_EXERCISE GOAL:_ Without altering anything, output the material below.
-- start --
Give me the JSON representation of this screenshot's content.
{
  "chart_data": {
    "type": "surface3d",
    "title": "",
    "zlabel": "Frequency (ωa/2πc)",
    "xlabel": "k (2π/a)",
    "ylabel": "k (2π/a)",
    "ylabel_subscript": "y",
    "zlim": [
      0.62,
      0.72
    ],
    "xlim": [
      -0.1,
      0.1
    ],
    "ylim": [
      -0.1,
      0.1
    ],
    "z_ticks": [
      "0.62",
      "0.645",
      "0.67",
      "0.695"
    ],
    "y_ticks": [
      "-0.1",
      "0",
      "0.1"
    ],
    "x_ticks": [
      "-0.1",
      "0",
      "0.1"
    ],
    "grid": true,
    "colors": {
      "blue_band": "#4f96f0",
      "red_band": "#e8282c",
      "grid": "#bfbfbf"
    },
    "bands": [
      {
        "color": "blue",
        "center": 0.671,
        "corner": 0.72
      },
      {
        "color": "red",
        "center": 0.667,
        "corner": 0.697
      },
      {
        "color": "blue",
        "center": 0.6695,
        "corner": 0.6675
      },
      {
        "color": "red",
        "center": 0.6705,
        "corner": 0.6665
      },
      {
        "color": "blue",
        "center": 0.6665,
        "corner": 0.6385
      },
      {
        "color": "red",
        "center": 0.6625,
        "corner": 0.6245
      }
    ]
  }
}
-- end --
_FULL RESPONSE:_
Give me the JSON representation of this screenshot's content.
{
  "chart_data": {
    "type": "surface3d",
    "title": "",
    "zlabel": "Frequency (ωa/2πc)",
    "xlabel": "k (2π/a)",
    "ylabel": "k (2π/a)",
    "ylabel_subscript": "y",
    "zlim": [
      0.62,
      0.72
    ],
    "xlim": [
      -0.1,
      0.1
    ],
    "ylim": [
      -0.1,
      0.1
    ],
    "z_ticks": [
      "0.62",
      "0.645",
      "0.67",
      "0.695"
    ],
    "y_ticks": [
      "-0.1",
      "0",
      "0.1"
    ],
    "x_ticks": [
      "-0.1",
      "0",
      "0.1"
    ],
    "grid": true,
    "colors": {
      "blue_band": "#4f96f0",
      "red_band": "#e8282c",
      "grid": "#bfbfbf"
    },
    "bands": [
      {
        "color": "blue",
        "center": 0.671,
        "corner": 0.72
      },
      {
        "color": "red",
        "center": 0.667,
        "corner": 0.697
      },
      {
        "color": "blue",
        "center": 0.6695,
        "corner": 0.6675
      },
      {
        "color": "red",
        "center": 0.6705,
        "corner": 0.6665
      },
      {
        "color": "blue",
        "center": 0.6665,
        "corner": 0.6385
      },
      {
        "color": "red",
        "center": 0.6625,
        "corner": 0.6245
      }
    ]
  }
}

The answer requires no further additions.